§ **WHAT YOU SHOULD DO**
Find all lines in the listing that include the word "ließ", then copy them.

### EXTRACTED DATA

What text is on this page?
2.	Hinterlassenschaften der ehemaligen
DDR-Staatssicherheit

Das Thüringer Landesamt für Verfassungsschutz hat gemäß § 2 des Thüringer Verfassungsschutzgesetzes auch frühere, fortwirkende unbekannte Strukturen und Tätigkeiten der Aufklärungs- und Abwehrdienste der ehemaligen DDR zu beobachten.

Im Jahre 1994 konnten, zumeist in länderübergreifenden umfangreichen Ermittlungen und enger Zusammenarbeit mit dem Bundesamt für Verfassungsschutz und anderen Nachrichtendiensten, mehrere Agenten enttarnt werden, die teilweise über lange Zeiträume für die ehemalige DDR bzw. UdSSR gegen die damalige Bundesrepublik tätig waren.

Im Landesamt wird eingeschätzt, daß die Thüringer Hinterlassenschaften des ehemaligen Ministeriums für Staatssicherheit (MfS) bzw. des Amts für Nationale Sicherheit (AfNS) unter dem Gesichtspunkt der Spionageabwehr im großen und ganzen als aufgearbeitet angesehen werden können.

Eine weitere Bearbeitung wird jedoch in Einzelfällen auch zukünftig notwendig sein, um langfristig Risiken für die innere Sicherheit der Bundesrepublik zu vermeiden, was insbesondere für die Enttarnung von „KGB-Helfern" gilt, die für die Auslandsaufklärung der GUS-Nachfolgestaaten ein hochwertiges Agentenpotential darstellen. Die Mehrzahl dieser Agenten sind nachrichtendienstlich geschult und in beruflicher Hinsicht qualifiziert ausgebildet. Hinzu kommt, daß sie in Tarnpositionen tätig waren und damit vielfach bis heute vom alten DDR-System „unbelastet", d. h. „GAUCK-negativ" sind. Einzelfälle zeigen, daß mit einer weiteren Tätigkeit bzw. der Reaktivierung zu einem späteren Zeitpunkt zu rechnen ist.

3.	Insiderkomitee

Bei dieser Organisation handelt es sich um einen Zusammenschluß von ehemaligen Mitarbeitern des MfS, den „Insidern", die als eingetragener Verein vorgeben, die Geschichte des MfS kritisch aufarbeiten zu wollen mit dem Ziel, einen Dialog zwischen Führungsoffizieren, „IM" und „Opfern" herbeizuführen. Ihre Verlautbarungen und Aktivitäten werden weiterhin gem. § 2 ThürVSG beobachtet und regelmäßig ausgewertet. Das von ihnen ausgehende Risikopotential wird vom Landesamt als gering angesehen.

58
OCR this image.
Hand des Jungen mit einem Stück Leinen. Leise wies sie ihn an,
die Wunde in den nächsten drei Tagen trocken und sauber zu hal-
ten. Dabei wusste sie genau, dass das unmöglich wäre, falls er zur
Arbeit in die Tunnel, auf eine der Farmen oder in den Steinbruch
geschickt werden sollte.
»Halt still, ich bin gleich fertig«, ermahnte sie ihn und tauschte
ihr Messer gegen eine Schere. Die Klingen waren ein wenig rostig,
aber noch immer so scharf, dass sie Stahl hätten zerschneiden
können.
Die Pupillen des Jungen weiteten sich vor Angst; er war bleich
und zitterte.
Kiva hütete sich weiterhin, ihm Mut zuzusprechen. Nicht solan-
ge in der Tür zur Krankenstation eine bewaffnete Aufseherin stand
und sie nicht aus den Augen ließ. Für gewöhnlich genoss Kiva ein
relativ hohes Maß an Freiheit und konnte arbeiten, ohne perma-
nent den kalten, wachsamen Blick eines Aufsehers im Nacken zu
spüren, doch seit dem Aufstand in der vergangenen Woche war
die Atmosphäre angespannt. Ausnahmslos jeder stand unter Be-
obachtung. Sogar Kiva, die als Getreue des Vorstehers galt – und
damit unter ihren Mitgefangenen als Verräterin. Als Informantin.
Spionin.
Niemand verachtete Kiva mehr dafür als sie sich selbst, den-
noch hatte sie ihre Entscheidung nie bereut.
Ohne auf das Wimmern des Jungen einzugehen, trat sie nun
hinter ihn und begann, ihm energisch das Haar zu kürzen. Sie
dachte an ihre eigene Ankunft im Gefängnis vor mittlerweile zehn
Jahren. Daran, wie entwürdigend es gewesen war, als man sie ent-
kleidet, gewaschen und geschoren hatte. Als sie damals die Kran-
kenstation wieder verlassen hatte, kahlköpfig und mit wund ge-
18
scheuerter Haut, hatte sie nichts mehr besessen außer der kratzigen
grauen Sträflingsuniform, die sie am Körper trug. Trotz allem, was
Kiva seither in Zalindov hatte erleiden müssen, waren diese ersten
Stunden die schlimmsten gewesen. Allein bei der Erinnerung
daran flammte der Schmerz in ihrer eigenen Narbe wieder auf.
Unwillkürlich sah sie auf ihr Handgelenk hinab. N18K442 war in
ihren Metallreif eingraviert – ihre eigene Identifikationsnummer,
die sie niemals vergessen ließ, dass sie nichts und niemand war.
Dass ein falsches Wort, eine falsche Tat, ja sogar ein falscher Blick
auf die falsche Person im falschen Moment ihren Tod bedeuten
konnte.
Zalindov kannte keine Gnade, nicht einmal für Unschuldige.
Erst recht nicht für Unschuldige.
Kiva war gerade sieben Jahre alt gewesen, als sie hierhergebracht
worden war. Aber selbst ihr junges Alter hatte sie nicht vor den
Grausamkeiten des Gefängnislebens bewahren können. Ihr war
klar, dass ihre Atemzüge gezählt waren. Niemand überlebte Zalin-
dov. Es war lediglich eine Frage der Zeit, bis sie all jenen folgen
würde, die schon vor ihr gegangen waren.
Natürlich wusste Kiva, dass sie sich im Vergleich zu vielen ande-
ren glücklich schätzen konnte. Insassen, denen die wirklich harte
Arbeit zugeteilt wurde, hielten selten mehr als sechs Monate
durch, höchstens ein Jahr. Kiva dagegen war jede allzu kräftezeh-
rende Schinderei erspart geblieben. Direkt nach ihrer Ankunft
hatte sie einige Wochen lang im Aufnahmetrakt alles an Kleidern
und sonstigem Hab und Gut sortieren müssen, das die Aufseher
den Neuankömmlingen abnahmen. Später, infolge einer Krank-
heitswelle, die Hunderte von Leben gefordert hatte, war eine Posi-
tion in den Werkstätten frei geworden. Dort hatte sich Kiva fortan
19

######

§ **RESPONSE TO THE EXERCISE**
und sie nicht aus den Augen ließ. Für gewöhnlich genoss Kiva ein
die sie niemals vergessen ließ, dass sie nichts und niemand war.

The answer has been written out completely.